#### SHORT PROBLEM
Check each line of the records below and collect those that include the word "Tracer".

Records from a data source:
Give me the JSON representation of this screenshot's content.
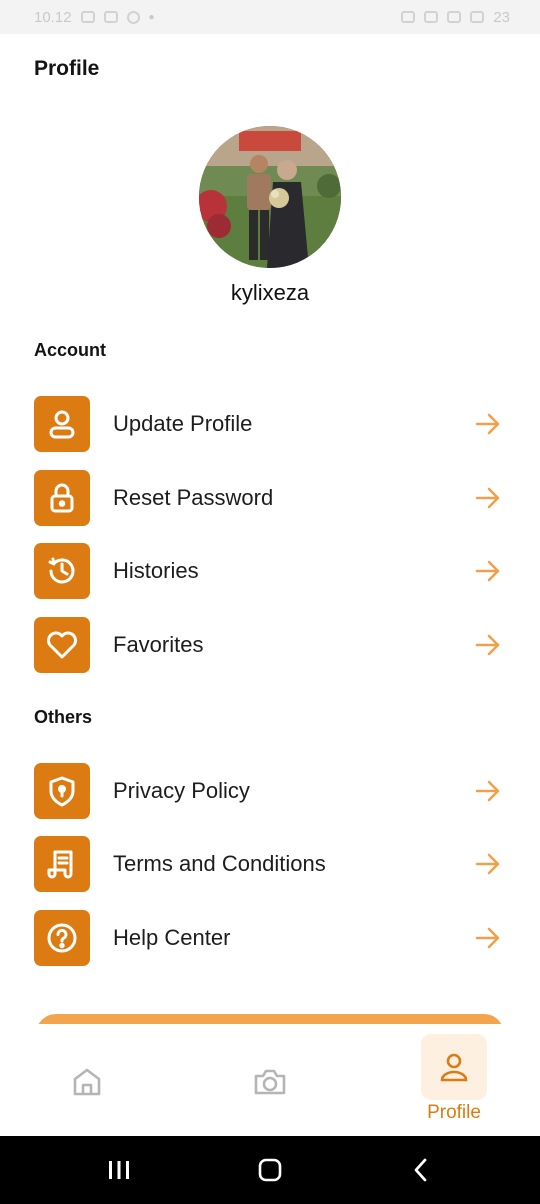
{
  "status_bar": {
    "time": "10.12",
    "icons_left": [
      "gallery-icon",
      "bug-icon",
      "clock-icon",
      "dot-icon"
    ],
    "icons_right": [
      "alarm-icon",
      "network-icon",
      "wifi-icon",
      "signal-icon",
      "battery-icon"
    ],
    "battery": "23"
  },
  "header": {
    "title": "Profile"
  },
  "profile": {
    "username": "kylixeza"
  },
  "sections": [
    {
      "title": "Account",
      "items": [
        {
          "label": "Update Profile",
          "icon": "user-icon"
        },
        {
          "label": "Reset Password",
          "icon": "lock-icon"
        },
        {
          "label": "Histories",
          "icon": "history-icon"
        },
        {
          "label": "Favorites",
          "icon": "heart-icon"
        }
      ]
    },
    {
      "title": "Others",
      "items": [
        {
          "label": "Privacy Policy",
          "icon": "shield-icon"
        },
        {
          "label": "Terms and Conditions",
          "icon": "document-icon"
        },
        {
          "label": "Help Center",
          "icon": "help-icon"
        }
      ]
    }
  ],
  "bottom_nav": {
    "items": [
      {
        "name": "home",
        "icon": "home-icon",
        "label": ""
      },
      {
        "name": "camera",
        "icon": "camera-icon",
        "label": ""
      },
      {
        "name": "profile",
        "icon": "profile-icon",
        "label": "Profile",
        "active": true
      }
    ]
  },
  "colors": {
    "accent": "#dc7b12",
    "arrow": "#f0a04b",
    "active_nav_bg": "#fdf0e1",
    "inactive_icon": "#b5b5b5"
  }
}
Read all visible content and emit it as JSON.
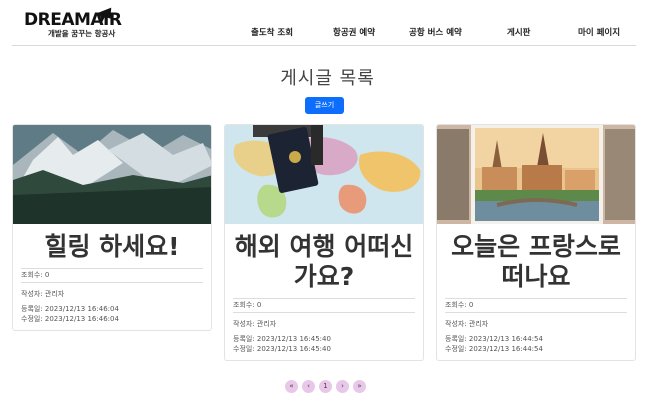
{
  "logo": {
    "main": "DREAMAIR",
    "sub": "개발을 꿈꾸는 항공사"
  },
  "nav": [
    {
      "label": "출도착 조회"
    },
    {
      "label": "항공권 예약"
    },
    {
      "label": "공항 버스 예약"
    },
    {
      "label": "게시판"
    },
    {
      "label": "마이 페이지"
    }
  ],
  "page": {
    "title": "게시글 목록",
    "write_button": "글쓰기"
  },
  "posts": [
    {
      "title": "힐링 하세요!",
      "views": "조회수: 0",
      "author": "작성자: 관리자",
      "created": "등록일: 2023/12/13 16:46:04",
      "modified": "수정일: 2023/12/13 16:46:04",
      "image": "mountain-forest-photo"
    },
    {
      "title": "해외 여행 어떠신가요?",
      "views": "조회수: 0",
      "author": "작성자: 관리자",
      "created": "등록일: 2023/12/13 16:45:40",
      "modified": "수정일: 2023/12/13 16:45:40",
      "image": "world-map-passport-photo"
    },
    {
      "title": "오늘은 프랑스로 떠나요",
      "views": "조회수: 0",
      "author": "작성자: 관리자",
      "created": "등록일: 2023/12/13 16:44:54",
      "modified": "수정일: 2023/12/13 16:44:54",
      "image": "france-town-photo"
    }
  ],
  "pagination": {
    "first": "«",
    "prev": "‹",
    "current": "1",
    "next": "›",
    "last": "»"
  },
  "colors": {
    "primary": "#0d6efd",
    "pagination_bg": "#e8c7e9"
  }
}
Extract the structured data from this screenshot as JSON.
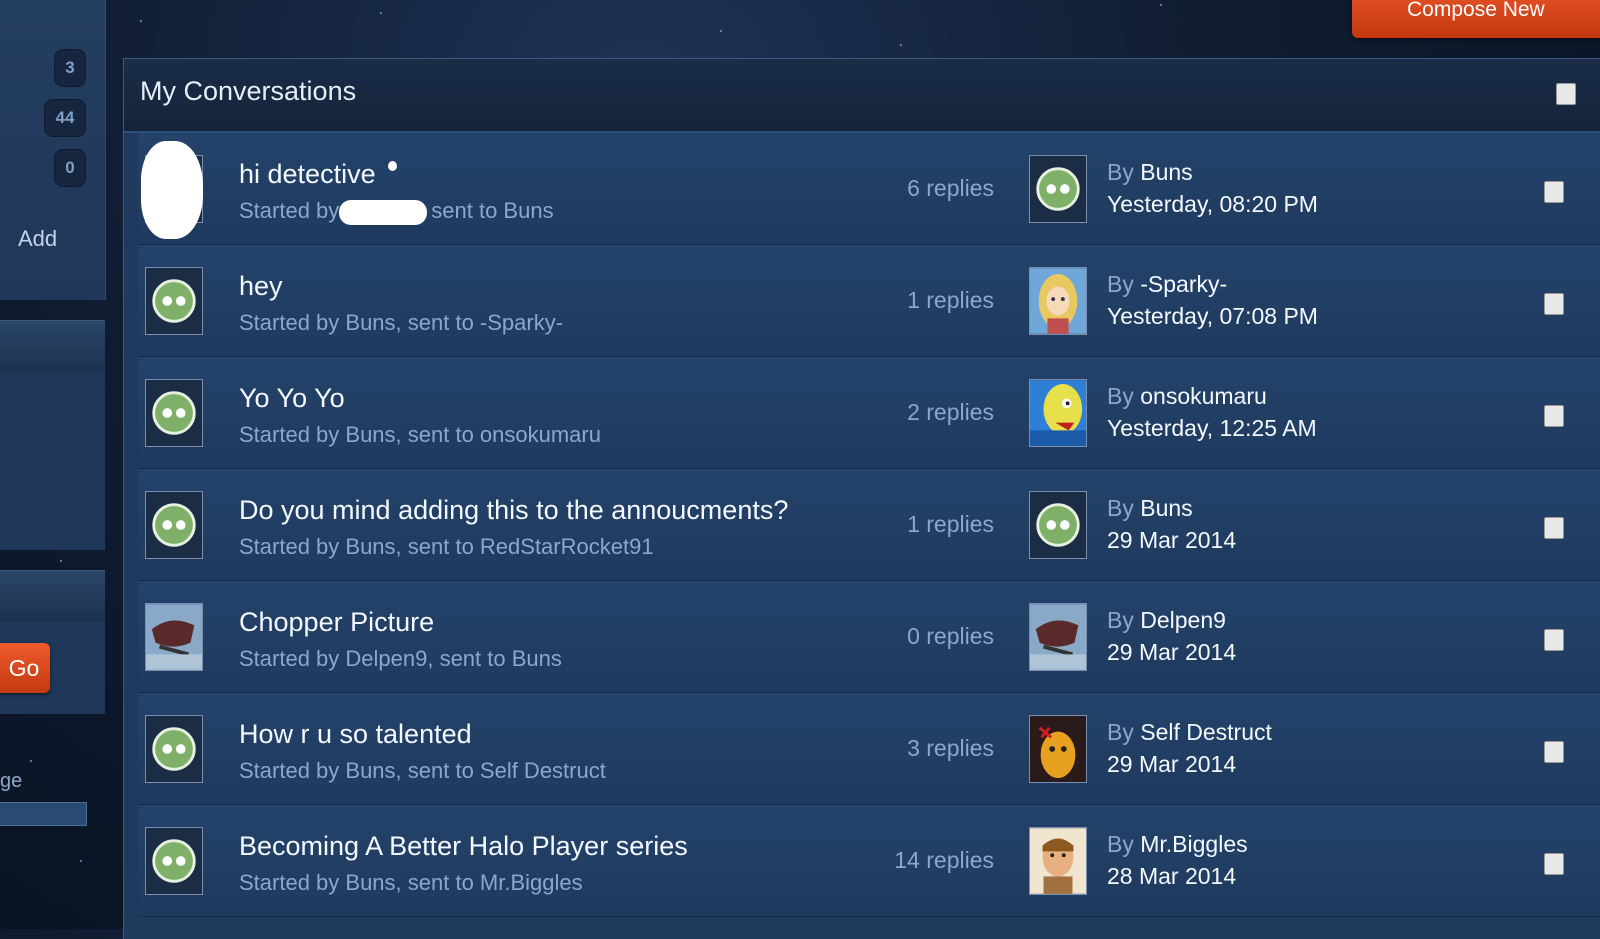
{
  "sidebar": {
    "counts": [
      "3",
      "44",
      "0"
    ],
    "add_label": "Add",
    "partial_label": "ge",
    "go_label": "Go"
  },
  "toolbar": {
    "compose_label": "Compose New"
  },
  "panel": {
    "title": "My Conversations"
  },
  "colors": {
    "accent": "#d9461a",
    "panel": "#1f3a5c",
    "header": "#16263f"
  },
  "conversations": [
    {
      "title": "hi detective",
      "subtitle_start": "Started by",
      "subtitle_end": "sent to Buns",
      "replies": "6 replies",
      "by_prefix": "By",
      "by_name": "Buns",
      "date": "Yesterday, 08:20 PM",
      "starter_icon": "redacted-avatar",
      "last_icon": "green-face-icon"
    },
    {
      "title": "hey",
      "subtitle": "Started by Buns, sent to -Sparky-",
      "replies": "1 replies",
      "by_prefix": "By",
      "by_name": "-Sparky-",
      "date": "Yesterday, 07:08 PM",
      "starter_icon": "green-face-icon",
      "last_icon": "blonde-girl-avatar"
    },
    {
      "title": "Yo Yo Yo",
      "subtitle": "Started by Buns, sent to onsokumaru",
      "replies": "2 replies",
      "by_prefix": "By",
      "by_name": "onsokumaru",
      "date": "Yesterday, 12:25 AM",
      "starter_icon": "green-face-icon",
      "last_icon": "yellow-creature-avatar"
    },
    {
      "title": "Do you mind adding this to the annoucments?",
      "subtitle": "Started by Buns, sent to RedStarRocket91",
      "replies": "1 replies",
      "by_prefix": "By",
      "by_name": "Buns",
      "date": "29 Mar 2014",
      "starter_icon": "green-face-icon",
      "last_icon": "green-face-icon"
    },
    {
      "title": "Chopper Picture",
      "subtitle": "Started by Delpen9, sent to Buns",
      "replies": "0 replies",
      "by_prefix": "By",
      "by_name": "Delpen9",
      "date": "29 Mar 2014",
      "starter_icon": "chopper-avatar",
      "last_icon": "chopper-avatar"
    },
    {
      "title": "How r u so talented",
      "subtitle": "Started by Buns, sent to Self Destruct",
      "replies": "3 replies",
      "by_prefix": "By",
      "by_name": "Self Destruct",
      "date": "29 Mar 2014",
      "starter_icon": "green-face-icon",
      "last_icon": "orange-robot-avatar"
    },
    {
      "title": "Becoming A Better Halo Player series",
      "subtitle": "Started by Buns, sent to Mr.Biggles",
      "replies": "14 replies",
      "by_prefix": "By",
      "by_name": "Mr.Biggles",
      "date": "28 Mar 2014",
      "starter_icon": "green-face-icon",
      "last_icon": "cartoon-man-avatar"
    }
  ]
}
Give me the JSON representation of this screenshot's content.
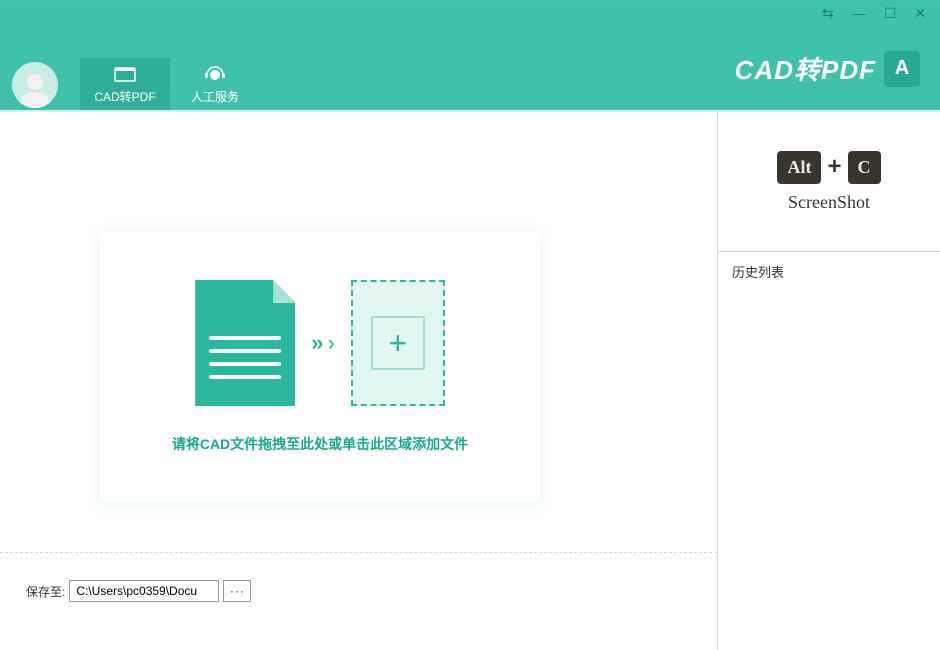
{
  "app": {
    "title": "CAD转PDF",
    "logo_letter": "A"
  },
  "tabs": {
    "cad_to_pdf": "CAD转PDF",
    "human_service": "人工服务"
  },
  "dropzone": {
    "hint": "请将CAD文件拖拽至此处或单击此区域添加文件"
  },
  "promo": {
    "key1": "Alt",
    "plus": "+",
    "key2": "C",
    "label": "ScreenShot"
  },
  "history": {
    "header": "历史列表"
  },
  "save": {
    "label": "保存至:",
    "path": "C:\\Users\\pc0359\\Docu",
    "browse": "···"
  },
  "window_controls": {
    "menu": "⇆",
    "minimize": "—",
    "maximize": "☐",
    "close": "✕"
  }
}
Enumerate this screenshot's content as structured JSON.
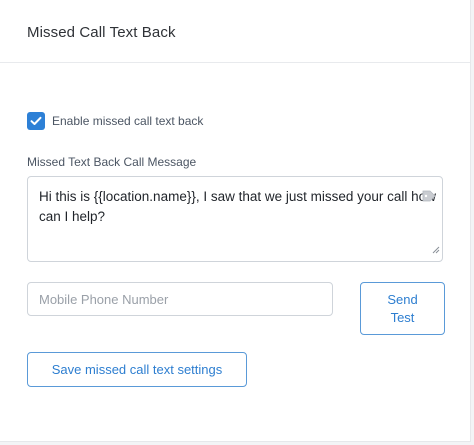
{
  "header": {
    "title": "Missed Call Text Back"
  },
  "enable_checkbox": {
    "label": "Enable missed call text back",
    "checked": true,
    "accent_color": "#2d80d6"
  },
  "message": {
    "label": "Missed Text Back Call Message",
    "value": "Hi this is {{location.name}}, I saw that we just missed your call how can I help?",
    "tag_icon": "tag-icon",
    "resize_icon": "resize-handle-icon"
  },
  "phone": {
    "placeholder": "Mobile Phone Number",
    "value": ""
  },
  "send_test": {
    "line1": "Send",
    "line2": "Test"
  },
  "save_button": {
    "label": "Save missed call text settings"
  },
  "colors": {
    "primary": "#2d7ed0",
    "border": "#cfd4da"
  }
}
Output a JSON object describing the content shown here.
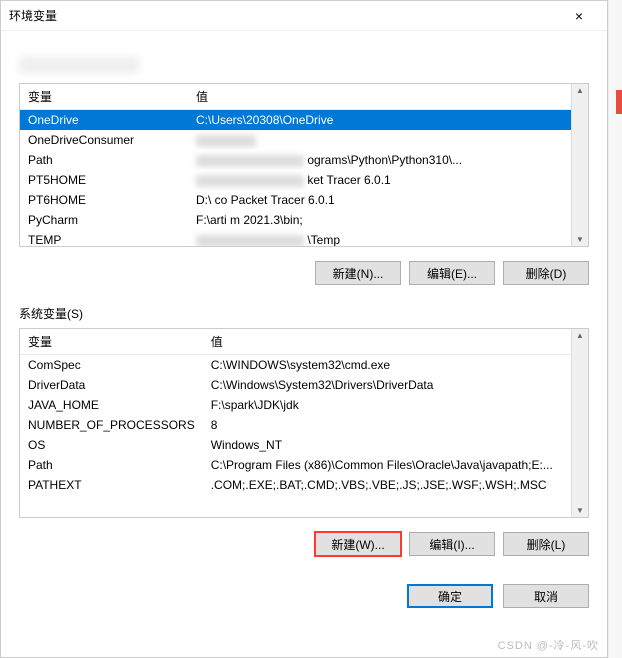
{
  "dialog": {
    "title": "环境变量",
    "close_label": "×"
  },
  "user_section": {
    "heading_redacted": "████████ 的用户变量(U)",
    "headers": {
      "name": "变量",
      "value": "值"
    },
    "rows": [
      {
        "name": "OneDrive",
        "value": "C:\\Users\\20308\\OneDrive",
        "selected": true
      },
      {
        "name": "OneDriveConsumer",
        "value": "",
        "value_redacted": true
      },
      {
        "name": "Path",
        "value": "ograms\\Python\\Python310\\...",
        "prefix_redacted": true
      },
      {
        "name": "PT5HOME",
        "value": "ket Tracer 6.0.1",
        "prefix_redacted": true
      },
      {
        "name": "PT6HOME",
        "value": "D:\\           co Packet Tracer 6.0.1",
        "mid_redacted": true
      },
      {
        "name": "PyCharm",
        "value": "F:\\arti           m 2021.3\\bin;",
        "mid_redacted": true
      },
      {
        "name": "TEMP",
        "value": "\\Temp",
        "prefix_redacted": true
      }
    ],
    "buttons": {
      "new": "新建(N)...",
      "edit": "编辑(E)...",
      "delete": "删除(D)"
    }
  },
  "system_section": {
    "label": "系统变量(S)",
    "headers": {
      "name": "变量",
      "value": "值"
    },
    "rows": [
      {
        "name": "ComSpec",
        "value": "C:\\WINDOWS\\system32\\cmd.exe"
      },
      {
        "name": "DriverData",
        "value": "C:\\Windows\\System32\\Drivers\\DriverData"
      },
      {
        "name": "JAVA_HOME",
        "value": "F:\\spark\\JDK\\jdk"
      },
      {
        "name": "NUMBER_OF_PROCESSORS",
        "value": "8"
      },
      {
        "name": "OS",
        "value": "Windows_NT"
      },
      {
        "name": "Path",
        "value": "C:\\Program Files (x86)\\Common Files\\Oracle\\Java\\javapath;E:..."
      },
      {
        "name": "PATHEXT",
        "value": ".COM;.EXE;.BAT;.CMD;.VBS;.VBE;.JS;.JSE;.WSF;.WSH;.MSC"
      }
    ],
    "buttons": {
      "new": "新建(W)...",
      "edit": "编辑(I)...",
      "delete": "删除(L)"
    }
  },
  "footer": {
    "ok": "确定",
    "cancel": "取消"
  },
  "watermark": "CSDN @-冷-风-吹"
}
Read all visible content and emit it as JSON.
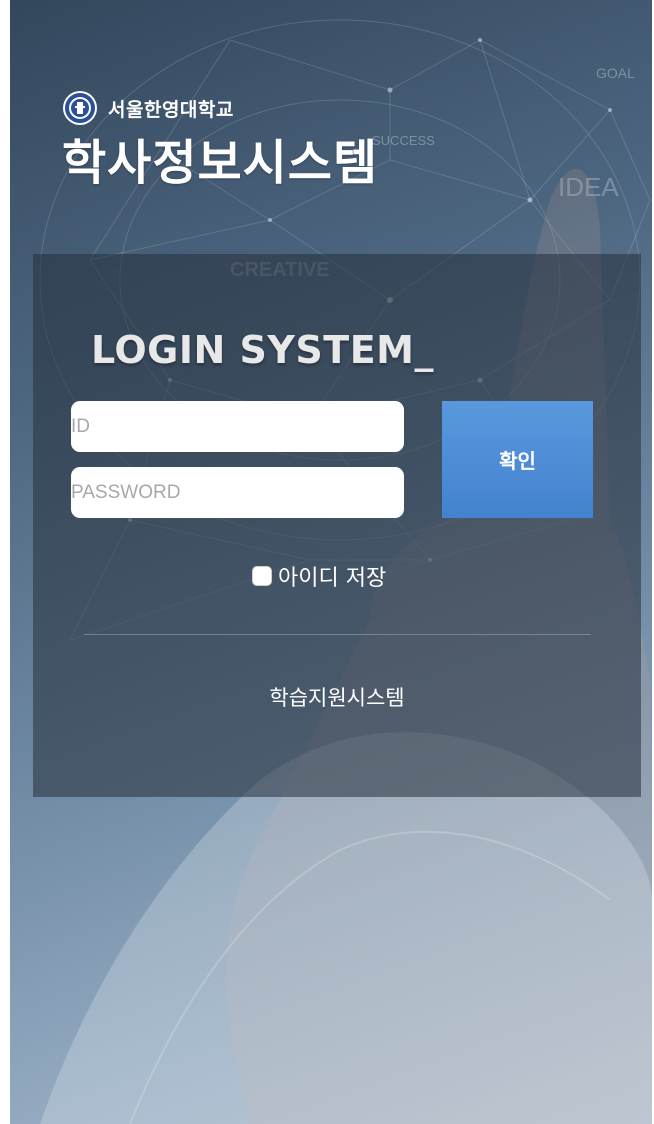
{
  "header": {
    "university_name": "서울한영대학교",
    "app_title": "학사정보시스템",
    "seal_icon": "university-seal-icon"
  },
  "background_words": [
    "GOAL",
    "SUCCESS",
    "IDEA",
    "CREATIVE"
  ],
  "login": {
    "heading": "LOGIN SYSTEM_",
    "id_placeholder": "ID",
    "password_placeholder": "PASSWORD",
    "confirm_label": "확인",
    "save_id_label": "아이디 저장"
  },
  "footer_link": {
    "label": "학습지원시스템"
  },
  "colors": {
    "confirm_button": "#4a8ad6",
    "panel_overlay": "#26303c"
  }
}
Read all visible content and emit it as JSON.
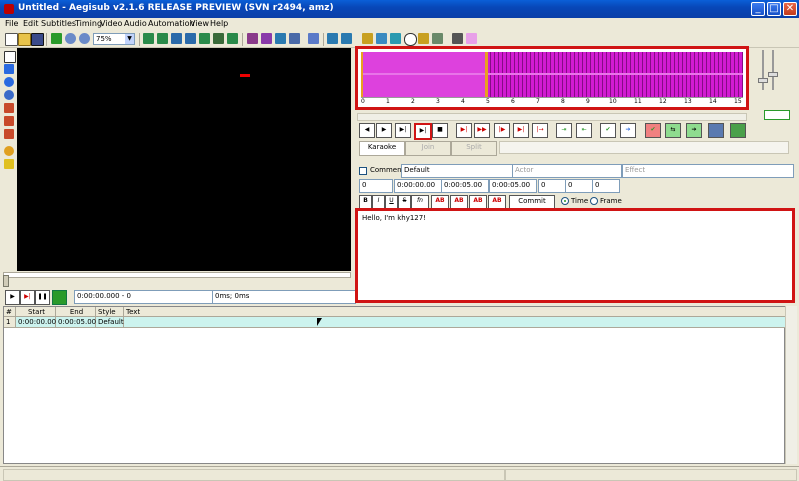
{
  "window": {
    "title": "Untitled - Aegisub v2.1.6 RELEASE PREVIEW (SVN r2494, amz)",
    "min": "_",
    "max": "□",
    "close": "✕"
  },
  "menu": [
    "File",
    "Edit",
    "Subtitles",
    "Timing",
    "Video",
    "Audio",
    "Automation",
    "View",
    "Help"
  ],
  "toolbar": {
    "zoom": "75%"
  },
  "video": {
    "time": "0:00:00.000 - 0",
    "offset": "0ms; 0ms",
    "buttons": {
      "play": "▶",
      "play_line": "▶|",
      "pause": "❚❚"
    }
  },
  "audio": {
    "timeline": [
      "0",
      "1",
      "2",
      "3",
      "4",
      "5",
      "6",
      "7",
      "8",
      "9",
      "10",
      "11",
      "12",
      "13",
      "14",
      "15"
    ],
    "karaoke": "Karaoke",
    "join": "Join",
    "split": "Split"
  },
  "edit": {
    "comment_label": "Comment",
    "style": "Default",
    "actor_placeholder": "Actor",
    "effect_placeholder": "Effect",
    "layer": "0",
    "start": "0:00:00.00",
    "end": "0:00:05.00",
    "duration": "0:00:05.00",
    "margin_l": "0",
    "margin_r": "0",
    "margin_v": "0",
    "bold": "B",
    "italic": "I",
    "underline": "U",
    "strike": "S",
    "font": "fn",
    "color1": "AB",
    "color2": "AB",
    "color3": "AB",
    "color4": "AB",
    "commit": "Commit",
    "time_label": "Time",
    "frame_label": "Frame",
    "text": "Hello, I'm khy127!"
  },
  "grid": {
    "headers": [
      "#",
      "Start",
      "End",
      "Style",
      "Text"
    ],
    "rows": [
      {
        "num": "1",
        "start": "0:00:00.00",
        "end": "0:00:05.00",
        "style": "Default",
        "text": ""
      }
    ]
  }
}
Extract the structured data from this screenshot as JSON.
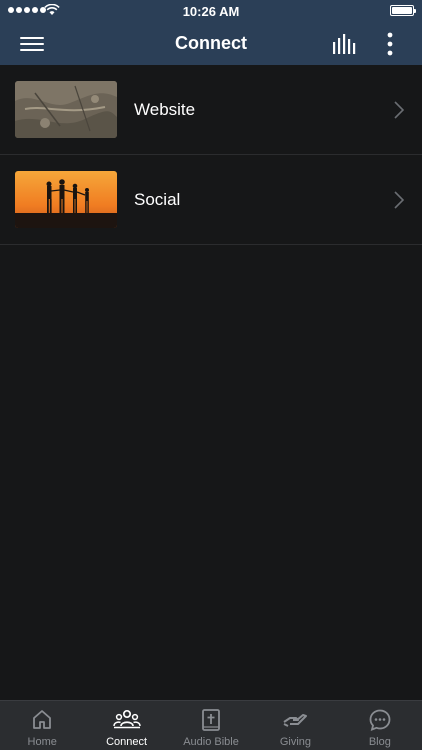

#### ANSWER TO THIS TASK
        "value": "ket Tracer 6.0.1",
        "value": "D:\\           co Packet Tracer 6.0.1",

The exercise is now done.